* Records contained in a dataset
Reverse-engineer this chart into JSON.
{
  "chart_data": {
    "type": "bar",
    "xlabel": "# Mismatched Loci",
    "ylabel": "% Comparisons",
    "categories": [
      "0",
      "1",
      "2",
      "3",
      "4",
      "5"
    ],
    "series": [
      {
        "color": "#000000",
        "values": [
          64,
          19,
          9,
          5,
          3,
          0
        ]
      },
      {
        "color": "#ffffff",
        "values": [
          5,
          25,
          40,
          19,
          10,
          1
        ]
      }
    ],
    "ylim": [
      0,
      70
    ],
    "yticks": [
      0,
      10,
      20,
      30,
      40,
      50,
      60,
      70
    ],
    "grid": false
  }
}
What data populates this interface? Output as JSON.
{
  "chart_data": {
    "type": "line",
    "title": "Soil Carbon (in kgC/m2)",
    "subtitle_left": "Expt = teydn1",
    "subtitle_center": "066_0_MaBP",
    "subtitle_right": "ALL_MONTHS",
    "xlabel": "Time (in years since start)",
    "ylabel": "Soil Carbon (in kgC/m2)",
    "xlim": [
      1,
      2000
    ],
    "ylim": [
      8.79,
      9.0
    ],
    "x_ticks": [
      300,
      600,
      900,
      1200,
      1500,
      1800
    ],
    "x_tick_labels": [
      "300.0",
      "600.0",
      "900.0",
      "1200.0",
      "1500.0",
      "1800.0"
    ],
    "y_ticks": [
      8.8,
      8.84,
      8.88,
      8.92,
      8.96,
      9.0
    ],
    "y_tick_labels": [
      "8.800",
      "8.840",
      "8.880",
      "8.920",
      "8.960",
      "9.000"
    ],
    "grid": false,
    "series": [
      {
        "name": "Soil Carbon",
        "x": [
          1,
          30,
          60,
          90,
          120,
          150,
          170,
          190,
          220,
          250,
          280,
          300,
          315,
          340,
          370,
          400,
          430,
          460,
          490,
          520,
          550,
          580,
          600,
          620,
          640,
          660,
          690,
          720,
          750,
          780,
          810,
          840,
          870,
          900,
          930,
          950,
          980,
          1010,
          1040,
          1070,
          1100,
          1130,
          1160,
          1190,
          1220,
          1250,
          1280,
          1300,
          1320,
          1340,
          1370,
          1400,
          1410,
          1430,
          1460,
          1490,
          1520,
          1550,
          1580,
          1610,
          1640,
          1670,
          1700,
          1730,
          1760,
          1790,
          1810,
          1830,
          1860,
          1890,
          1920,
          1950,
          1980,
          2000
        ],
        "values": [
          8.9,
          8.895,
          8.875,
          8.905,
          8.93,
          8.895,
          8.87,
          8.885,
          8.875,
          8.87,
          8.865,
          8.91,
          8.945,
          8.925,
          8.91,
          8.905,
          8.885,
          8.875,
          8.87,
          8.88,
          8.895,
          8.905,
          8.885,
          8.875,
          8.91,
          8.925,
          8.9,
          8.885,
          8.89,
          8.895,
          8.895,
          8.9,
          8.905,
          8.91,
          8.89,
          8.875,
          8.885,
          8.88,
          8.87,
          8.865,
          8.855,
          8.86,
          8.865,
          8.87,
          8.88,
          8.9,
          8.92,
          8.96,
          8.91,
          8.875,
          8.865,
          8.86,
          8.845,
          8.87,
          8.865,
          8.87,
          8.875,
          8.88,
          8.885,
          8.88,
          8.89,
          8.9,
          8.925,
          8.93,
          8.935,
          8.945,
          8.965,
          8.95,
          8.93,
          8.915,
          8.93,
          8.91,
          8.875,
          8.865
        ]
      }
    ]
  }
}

* Description of the task
How many of the lines above hold "ylabel"? Answer with only the number.

* Reply
2